» Excerpted text:
Legislative Proposals: Meanwhile, the “General Explanations of the Administration’s Fiscal Year 2016 Revenue Proposals” (Feb. 2, 2015) (“Greenbook”), at pages 197-99, include a legislative proposal to tighten the tax treatment of all sales to grantor trusts, as did the 2012, 2013, and 2014 Greenbooks. The current proposal would subject to gift or estate tax the portion of any grantor trust that is attributable to property received from a person in “a sale, exchange, or comparable transaction that is disregarded for income tax purposes by reason of the person’s treatment as a deemed owner of the trust.”
Administrative Guidance: Finally the Treasury-IRS Priority Guidance Plan for the 12 months beginning July 1, 2015 (released on July 31, 2015), contains 277 projects (down from 317 in 2014), including 12 projects under the heading of “Gifts and Estates and Trusts” (up from 10 in 2014). Four of those projects (an ambitious number) are new in 2015. Item 1 (page 13) is “Guidance on qualified contingencies of charitable remainder annuity trusts under §664.” Item 3 (page 13) is “Guidance on basis of grantor trust assets at death under §1014.” Item 5 (page 13) is “Guidance on the valuation of promissory notes for transfer tax purposes under §§2031, 2033, 2512, and 7872.” And Item 8 (page 14) is “Guidance on the gift tax effect of defined value formula clauses under §§2512 and 2511.” The objective of Item 1, regarding charitable remainder trusts, is not clear. Item 3, regarding basis, might be aimed at trusts created by non-U.S. persons, but it might also have implications for domestic grantor trusts. Items 5 and 8, regarding promissory notes and defined value clauses, sound almost tailored to the facts of Davidson and Woelbing.

» Data provided:
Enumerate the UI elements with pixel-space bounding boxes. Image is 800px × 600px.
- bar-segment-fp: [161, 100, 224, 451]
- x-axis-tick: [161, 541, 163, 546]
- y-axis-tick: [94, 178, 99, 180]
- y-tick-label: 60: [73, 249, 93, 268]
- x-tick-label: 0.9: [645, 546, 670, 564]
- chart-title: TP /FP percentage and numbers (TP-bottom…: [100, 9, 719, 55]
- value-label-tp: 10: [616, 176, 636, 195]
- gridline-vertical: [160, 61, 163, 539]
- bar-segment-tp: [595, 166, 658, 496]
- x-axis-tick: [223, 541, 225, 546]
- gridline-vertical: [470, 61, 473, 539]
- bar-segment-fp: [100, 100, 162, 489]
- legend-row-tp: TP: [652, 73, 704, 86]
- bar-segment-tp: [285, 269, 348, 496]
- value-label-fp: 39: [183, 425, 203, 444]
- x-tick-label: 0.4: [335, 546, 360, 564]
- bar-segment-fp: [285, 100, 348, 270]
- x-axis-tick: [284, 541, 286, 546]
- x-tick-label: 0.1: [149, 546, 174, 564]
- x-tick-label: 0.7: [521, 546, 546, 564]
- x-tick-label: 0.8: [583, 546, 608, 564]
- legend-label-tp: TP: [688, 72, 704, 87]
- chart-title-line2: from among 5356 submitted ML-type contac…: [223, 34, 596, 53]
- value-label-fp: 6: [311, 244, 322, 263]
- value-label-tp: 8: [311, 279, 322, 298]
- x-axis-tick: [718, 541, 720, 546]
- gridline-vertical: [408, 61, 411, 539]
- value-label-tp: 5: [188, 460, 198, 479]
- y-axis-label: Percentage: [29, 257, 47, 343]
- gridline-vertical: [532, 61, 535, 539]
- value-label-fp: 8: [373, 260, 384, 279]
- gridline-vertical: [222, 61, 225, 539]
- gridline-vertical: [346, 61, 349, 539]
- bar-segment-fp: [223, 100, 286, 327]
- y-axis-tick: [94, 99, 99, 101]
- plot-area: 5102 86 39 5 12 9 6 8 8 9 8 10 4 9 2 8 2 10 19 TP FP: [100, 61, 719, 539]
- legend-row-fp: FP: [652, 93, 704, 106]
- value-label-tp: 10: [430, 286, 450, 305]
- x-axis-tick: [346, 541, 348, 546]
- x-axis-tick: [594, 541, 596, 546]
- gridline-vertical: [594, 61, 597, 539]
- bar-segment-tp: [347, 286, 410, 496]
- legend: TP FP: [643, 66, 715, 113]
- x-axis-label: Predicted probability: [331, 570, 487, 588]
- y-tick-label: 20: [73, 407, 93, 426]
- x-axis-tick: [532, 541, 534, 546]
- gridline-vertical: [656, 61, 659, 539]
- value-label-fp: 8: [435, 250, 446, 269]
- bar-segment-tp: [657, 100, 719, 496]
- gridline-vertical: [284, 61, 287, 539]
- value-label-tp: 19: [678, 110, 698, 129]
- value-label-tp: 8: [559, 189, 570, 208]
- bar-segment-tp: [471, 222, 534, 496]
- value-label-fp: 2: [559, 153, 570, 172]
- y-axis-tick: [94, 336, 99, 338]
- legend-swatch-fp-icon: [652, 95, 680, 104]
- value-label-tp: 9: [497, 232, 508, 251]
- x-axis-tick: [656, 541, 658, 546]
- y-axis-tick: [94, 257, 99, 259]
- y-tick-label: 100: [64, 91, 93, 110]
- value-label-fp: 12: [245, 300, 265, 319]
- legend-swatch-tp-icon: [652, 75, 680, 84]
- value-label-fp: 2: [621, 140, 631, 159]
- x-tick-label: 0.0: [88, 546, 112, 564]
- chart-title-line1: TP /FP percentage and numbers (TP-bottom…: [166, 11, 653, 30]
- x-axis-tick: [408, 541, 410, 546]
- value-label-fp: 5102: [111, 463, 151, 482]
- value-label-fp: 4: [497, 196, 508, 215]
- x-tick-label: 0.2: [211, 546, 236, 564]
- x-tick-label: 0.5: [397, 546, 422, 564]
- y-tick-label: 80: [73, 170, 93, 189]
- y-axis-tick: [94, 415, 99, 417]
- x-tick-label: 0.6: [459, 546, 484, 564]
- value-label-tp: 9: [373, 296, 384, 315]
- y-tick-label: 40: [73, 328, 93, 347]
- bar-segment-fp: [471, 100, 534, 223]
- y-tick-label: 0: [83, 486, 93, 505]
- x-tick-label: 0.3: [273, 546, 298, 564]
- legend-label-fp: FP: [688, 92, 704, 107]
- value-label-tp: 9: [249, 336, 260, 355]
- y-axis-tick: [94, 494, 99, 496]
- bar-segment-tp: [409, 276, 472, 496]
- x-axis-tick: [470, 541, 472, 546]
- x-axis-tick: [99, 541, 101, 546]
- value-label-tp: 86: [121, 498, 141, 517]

» Work task 1: According to the excerpt on tax proposals and guidance for grantor trusts, how many projects does the Treasury-IRS Priority Guidance Plan released on July 31, 2015, contain?
» Work task 2: Continue the excerpt on tax proposals and guidance for grantor trusts, starting after its last sentence.

» Task answer 1: 277 projects

» Task answer 2:
Comment: The point is that grantor trusts, including transactions with promissory notes and even defined value clauses, have received a lot of attention from the IRS in recent years, highlighted by the addition in 2015 of multiple guidance projects in the Priority Guidance Plan. On top of that, regulations under section 2704(b)(4) affecting valuation discounts for interests in closely held corporations, partnerships, and similar entities have been the subject of an unprecedented amount of attention and speculation in 2015, even though section 2704(b)(4) has been in the Code since 1990 and this regulations project has been in the Priority Guidance Plan since 2003. No lawyer or other observer has seen all the variations of estate planning techniques using grantor trusts, promissory notes, and valuation formulas. But the IRS has seen many of them. And this surge of IRS interest and activity probably means the IRS sees a lot of variations it does not like.